### [Goal]
Give nothing except the number of lines containing the word "rerouting".

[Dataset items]

────────────────

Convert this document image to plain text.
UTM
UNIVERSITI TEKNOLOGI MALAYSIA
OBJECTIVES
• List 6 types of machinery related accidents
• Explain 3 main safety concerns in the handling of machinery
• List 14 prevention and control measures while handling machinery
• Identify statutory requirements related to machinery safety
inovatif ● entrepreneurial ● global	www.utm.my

────────────────

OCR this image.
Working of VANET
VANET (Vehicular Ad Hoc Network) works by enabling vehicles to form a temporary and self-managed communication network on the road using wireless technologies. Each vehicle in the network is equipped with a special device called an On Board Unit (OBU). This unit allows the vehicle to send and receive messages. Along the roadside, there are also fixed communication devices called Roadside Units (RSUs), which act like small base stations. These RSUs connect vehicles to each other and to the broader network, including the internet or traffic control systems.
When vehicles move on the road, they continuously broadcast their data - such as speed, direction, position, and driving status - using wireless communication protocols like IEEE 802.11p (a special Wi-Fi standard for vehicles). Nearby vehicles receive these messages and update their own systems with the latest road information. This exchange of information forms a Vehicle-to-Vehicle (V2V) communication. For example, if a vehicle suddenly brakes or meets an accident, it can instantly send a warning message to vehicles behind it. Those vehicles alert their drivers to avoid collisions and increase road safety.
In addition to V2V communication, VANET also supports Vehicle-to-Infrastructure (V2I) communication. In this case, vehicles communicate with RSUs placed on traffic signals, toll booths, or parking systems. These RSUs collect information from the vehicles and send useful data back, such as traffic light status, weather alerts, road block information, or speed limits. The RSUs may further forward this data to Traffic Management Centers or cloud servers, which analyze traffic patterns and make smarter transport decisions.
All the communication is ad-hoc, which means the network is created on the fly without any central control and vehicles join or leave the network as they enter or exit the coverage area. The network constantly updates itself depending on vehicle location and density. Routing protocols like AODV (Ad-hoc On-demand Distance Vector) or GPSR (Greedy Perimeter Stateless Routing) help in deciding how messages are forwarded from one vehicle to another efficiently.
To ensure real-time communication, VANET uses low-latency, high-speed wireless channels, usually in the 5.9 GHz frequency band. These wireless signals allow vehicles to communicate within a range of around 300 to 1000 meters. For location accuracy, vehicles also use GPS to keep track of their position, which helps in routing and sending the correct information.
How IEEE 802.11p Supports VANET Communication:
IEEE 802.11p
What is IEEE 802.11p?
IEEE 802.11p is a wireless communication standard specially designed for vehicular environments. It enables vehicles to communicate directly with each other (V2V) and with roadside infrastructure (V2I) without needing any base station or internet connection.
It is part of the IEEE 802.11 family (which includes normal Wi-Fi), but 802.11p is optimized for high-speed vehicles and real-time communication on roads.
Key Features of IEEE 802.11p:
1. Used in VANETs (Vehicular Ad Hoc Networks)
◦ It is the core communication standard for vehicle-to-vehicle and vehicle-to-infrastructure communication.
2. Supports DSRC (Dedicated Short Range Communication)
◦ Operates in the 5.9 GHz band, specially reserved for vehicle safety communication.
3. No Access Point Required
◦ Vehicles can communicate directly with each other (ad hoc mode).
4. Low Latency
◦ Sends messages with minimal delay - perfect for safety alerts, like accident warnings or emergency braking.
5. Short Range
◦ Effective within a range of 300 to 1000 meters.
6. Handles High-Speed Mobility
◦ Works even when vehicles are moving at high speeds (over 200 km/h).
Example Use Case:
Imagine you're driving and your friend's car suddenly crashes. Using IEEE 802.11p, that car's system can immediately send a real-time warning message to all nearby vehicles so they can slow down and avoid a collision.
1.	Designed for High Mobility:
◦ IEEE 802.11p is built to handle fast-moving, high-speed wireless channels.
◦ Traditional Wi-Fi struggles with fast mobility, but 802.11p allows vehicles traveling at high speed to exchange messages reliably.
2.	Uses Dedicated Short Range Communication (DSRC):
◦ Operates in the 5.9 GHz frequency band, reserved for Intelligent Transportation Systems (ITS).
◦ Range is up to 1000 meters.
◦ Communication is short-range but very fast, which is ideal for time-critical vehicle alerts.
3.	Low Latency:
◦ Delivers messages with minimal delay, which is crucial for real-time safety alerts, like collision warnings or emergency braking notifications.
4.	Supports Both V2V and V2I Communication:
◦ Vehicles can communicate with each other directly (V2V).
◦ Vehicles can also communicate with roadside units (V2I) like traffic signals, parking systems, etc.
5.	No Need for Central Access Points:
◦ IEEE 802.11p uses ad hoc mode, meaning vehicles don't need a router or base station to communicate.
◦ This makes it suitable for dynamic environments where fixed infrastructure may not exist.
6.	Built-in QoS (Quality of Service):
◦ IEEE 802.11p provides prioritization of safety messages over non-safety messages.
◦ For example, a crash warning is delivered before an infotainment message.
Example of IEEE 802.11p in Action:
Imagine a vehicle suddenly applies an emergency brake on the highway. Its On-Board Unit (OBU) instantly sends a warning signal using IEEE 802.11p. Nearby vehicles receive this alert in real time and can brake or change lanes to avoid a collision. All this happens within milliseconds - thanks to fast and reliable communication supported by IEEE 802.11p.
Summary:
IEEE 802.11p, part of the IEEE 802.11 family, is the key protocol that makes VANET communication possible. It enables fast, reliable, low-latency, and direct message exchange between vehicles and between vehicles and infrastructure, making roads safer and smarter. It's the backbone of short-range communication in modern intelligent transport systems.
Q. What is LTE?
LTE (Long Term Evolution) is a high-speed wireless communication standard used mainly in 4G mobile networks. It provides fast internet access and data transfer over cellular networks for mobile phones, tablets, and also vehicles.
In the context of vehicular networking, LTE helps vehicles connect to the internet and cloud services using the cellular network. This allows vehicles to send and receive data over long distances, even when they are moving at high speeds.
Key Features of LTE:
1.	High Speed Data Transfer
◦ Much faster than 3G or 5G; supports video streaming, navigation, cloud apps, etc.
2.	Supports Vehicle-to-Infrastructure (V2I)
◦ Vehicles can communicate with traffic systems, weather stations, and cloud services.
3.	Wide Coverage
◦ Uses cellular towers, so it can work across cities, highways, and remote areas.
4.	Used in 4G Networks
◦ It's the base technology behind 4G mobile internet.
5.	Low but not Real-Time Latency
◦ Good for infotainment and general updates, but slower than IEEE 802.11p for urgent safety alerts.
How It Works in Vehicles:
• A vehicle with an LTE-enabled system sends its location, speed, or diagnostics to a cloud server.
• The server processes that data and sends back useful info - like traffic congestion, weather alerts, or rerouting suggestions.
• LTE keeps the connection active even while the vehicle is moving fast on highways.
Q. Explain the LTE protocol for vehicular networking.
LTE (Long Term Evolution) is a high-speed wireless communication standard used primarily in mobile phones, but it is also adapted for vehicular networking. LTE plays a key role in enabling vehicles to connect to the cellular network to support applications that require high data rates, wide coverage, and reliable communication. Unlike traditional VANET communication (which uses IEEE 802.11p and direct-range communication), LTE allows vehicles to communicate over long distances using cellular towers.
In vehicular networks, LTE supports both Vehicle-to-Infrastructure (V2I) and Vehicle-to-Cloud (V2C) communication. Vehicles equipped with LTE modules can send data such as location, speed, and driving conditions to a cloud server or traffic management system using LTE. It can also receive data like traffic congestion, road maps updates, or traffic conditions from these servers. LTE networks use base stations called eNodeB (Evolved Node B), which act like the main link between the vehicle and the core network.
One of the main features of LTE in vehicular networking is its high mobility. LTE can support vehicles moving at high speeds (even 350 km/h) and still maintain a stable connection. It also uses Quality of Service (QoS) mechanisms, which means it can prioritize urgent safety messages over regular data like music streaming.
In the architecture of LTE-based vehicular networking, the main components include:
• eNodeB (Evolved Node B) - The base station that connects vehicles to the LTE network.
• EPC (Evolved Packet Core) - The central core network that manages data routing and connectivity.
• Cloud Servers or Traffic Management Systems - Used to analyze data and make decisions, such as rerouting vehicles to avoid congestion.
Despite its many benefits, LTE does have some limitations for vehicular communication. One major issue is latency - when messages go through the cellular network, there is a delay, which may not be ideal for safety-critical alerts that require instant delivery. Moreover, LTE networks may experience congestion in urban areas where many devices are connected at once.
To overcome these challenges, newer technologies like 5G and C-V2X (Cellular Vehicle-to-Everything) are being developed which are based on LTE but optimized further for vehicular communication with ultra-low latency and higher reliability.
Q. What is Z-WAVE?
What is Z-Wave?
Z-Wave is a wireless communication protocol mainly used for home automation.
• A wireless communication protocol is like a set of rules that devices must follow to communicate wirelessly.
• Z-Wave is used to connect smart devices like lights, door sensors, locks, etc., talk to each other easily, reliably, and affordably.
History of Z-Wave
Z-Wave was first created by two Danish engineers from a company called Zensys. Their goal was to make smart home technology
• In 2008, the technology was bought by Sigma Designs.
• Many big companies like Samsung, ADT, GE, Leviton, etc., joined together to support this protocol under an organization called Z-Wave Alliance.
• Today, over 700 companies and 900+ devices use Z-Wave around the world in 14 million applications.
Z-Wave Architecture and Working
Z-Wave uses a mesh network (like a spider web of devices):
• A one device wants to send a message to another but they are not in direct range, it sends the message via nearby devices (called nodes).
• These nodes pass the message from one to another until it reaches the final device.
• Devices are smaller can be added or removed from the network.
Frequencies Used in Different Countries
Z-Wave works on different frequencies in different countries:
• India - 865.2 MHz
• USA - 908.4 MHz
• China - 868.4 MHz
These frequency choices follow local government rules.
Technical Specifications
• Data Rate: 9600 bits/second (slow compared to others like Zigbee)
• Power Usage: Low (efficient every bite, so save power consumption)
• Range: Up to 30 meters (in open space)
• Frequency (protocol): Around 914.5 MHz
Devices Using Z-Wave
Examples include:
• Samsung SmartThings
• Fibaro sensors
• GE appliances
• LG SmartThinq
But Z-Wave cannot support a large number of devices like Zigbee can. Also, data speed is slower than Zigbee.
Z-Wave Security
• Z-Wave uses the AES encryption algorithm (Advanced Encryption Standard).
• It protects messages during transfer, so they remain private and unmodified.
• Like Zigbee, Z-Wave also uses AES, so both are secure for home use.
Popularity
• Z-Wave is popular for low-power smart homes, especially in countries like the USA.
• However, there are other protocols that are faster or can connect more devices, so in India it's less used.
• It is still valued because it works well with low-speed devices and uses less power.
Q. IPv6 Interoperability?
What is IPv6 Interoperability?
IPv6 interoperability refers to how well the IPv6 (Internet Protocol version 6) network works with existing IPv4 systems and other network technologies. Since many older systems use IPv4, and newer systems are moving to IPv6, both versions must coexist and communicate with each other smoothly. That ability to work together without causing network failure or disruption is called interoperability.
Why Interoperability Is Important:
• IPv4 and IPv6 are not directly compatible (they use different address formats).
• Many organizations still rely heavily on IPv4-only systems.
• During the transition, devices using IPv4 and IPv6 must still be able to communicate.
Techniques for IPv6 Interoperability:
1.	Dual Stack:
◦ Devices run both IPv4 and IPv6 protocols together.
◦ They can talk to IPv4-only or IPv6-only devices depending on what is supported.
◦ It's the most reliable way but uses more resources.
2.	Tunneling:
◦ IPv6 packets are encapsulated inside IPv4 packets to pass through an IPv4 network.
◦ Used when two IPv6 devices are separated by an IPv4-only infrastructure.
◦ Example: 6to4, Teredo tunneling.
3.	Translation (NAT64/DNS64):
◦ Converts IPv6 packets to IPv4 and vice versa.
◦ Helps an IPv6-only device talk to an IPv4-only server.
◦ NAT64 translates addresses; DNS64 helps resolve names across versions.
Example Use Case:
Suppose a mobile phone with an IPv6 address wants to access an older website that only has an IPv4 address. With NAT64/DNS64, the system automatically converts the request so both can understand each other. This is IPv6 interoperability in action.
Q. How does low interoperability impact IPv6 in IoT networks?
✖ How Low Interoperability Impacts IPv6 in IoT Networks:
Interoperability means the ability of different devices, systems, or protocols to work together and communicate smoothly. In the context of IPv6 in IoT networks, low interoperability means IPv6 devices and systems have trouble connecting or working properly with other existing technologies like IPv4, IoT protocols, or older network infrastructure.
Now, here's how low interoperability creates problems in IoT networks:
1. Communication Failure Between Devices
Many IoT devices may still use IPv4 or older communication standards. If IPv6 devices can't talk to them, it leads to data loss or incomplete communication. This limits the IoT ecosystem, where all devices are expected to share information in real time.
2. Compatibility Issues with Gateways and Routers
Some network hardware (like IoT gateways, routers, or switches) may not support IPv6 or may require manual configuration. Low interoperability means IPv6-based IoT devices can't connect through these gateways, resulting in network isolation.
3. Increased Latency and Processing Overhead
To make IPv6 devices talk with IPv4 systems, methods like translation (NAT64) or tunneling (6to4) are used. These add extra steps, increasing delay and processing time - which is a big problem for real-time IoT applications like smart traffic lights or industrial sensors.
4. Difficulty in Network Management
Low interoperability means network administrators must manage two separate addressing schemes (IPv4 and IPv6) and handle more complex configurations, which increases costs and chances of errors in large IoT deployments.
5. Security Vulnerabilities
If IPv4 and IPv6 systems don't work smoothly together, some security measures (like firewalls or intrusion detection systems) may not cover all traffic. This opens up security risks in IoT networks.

────────────────

### [Finished answer]
2